Passage shown
Kingdom of Kush

Kingdom of Kush
Kuluš
1070 BC–AD 350
Capital Kerma, Napata, Meroe
Languages Meroitic, Nubian languages, Egyptian[1]
Government Monarchy
History
   Established 1070 BC
  Capital moved to Napata 780 BC
  Capital moved to Meroe 591 BC
   Disestablished AD 350
Population
   Egyptian phase[2] est. 100,000 
   Meroite phase[2] est. 1,150,000 
Preceded by
Succeeded by
New Kingdom of Egypt
Nobatia
Makuria
Alodia
Aksumite Empire
Today part of  Sudan
 Egypt
 South Sudan

The Kingdom of Kush or Kush (/kʊʃ, kʌʃ/) was an ancient kingdom in Nubia, located at the confluences of the Blue Nile, White Nile and River Atbara in what is now Sudan and South Sudan.

The Kushite era of rule in Nubia was established after the Bronze Age collapse and the disintegration of the New Kingdom of Egypt. Kush was centered at Napata during its early phase. After King Kashta ("the Kushite") invaded Egypt in the 8th century BC, the Kushite emperors ruled as pharaohs of the Twenty-fifth dynasty of Egypt for a century, until they were expelled by the Assyrians under the rule of Esarhaddon.

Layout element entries
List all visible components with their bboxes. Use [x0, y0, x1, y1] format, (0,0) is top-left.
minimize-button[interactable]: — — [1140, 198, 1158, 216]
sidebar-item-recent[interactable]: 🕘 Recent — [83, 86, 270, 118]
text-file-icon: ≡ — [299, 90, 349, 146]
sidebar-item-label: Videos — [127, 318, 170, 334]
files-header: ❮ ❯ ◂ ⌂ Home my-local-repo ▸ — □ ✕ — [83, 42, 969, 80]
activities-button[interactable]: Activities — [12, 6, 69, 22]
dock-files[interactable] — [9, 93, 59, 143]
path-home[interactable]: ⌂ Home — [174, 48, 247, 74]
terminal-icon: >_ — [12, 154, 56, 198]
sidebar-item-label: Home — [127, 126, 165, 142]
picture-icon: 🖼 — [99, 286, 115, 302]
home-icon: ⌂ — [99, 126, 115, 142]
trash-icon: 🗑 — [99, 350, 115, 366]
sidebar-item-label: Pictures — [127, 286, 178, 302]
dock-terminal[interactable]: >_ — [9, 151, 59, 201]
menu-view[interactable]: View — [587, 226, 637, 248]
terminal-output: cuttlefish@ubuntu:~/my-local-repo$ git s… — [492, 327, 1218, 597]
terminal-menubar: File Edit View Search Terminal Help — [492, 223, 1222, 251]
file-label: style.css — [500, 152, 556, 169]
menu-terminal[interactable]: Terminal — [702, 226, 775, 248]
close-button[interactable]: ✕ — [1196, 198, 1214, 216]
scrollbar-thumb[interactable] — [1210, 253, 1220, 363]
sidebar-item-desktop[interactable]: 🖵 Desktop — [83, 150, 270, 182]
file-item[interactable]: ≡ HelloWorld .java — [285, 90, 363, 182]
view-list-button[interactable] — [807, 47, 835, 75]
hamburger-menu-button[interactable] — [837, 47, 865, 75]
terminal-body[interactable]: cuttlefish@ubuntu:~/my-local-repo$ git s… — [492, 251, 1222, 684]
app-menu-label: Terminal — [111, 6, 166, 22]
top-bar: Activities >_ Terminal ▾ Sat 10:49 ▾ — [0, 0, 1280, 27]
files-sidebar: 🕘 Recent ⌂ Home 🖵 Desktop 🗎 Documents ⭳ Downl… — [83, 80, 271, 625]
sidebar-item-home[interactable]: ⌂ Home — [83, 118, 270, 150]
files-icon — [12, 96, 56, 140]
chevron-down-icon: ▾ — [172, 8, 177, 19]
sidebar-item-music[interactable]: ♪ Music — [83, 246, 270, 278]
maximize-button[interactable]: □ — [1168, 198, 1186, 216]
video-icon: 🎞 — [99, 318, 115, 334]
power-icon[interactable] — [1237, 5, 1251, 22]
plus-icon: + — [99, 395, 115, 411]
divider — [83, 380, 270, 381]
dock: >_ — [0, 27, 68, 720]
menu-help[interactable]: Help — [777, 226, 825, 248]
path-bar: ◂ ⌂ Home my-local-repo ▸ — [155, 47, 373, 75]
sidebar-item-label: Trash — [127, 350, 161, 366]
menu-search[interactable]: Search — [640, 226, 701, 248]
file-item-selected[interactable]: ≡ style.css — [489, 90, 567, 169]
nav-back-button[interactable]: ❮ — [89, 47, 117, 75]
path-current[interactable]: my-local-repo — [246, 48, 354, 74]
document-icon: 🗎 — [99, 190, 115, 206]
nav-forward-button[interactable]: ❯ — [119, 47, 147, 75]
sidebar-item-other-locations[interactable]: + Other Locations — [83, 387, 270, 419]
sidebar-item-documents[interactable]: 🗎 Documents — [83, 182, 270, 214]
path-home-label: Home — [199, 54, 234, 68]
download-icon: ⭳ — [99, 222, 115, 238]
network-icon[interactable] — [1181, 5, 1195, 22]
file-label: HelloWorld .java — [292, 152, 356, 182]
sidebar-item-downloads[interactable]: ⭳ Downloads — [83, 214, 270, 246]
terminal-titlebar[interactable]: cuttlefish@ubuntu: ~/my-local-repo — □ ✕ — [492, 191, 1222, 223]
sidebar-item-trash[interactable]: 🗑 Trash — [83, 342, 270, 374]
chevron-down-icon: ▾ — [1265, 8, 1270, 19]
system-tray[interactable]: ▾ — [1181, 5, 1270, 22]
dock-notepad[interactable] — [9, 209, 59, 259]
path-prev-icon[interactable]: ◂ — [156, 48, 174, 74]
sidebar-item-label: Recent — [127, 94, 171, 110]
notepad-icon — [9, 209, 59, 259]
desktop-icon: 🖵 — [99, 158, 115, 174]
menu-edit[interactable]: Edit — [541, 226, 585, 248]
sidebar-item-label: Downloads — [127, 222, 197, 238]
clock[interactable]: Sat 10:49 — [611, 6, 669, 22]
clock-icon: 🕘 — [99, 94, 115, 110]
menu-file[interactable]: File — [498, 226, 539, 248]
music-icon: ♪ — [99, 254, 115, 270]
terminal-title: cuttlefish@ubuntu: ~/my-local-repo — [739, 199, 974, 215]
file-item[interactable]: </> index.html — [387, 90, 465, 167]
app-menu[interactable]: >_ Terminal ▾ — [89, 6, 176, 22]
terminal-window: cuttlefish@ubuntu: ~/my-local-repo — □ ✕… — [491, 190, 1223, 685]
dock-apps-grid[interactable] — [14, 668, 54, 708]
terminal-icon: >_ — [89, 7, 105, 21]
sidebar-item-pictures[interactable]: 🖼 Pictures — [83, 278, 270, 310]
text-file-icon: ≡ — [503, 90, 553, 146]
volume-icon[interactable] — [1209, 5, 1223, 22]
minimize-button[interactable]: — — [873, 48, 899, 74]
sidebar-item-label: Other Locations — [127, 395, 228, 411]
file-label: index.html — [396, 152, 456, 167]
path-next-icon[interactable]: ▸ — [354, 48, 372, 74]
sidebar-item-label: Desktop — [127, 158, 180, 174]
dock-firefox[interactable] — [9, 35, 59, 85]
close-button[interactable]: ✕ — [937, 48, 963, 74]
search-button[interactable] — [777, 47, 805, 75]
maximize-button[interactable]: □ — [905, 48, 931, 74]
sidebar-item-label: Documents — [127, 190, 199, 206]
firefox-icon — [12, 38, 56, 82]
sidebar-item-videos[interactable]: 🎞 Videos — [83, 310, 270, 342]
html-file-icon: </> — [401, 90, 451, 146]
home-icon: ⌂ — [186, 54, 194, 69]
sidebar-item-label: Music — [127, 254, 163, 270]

What is needed
Rewrite the passage on the Kingdom of Kush, starting at "The Kingdom of" and ending at "and South Sudan.", with "ancient state" in place of "ancient kingdom".

Expected answer
The Kingdom of Kush or Kush (/kʊʃ, kʌʃ/) was an ancient state in Nubia, located at the confluences of the Blue Nile, White Nile and River Atbara in what is now Sudan and South Sudan.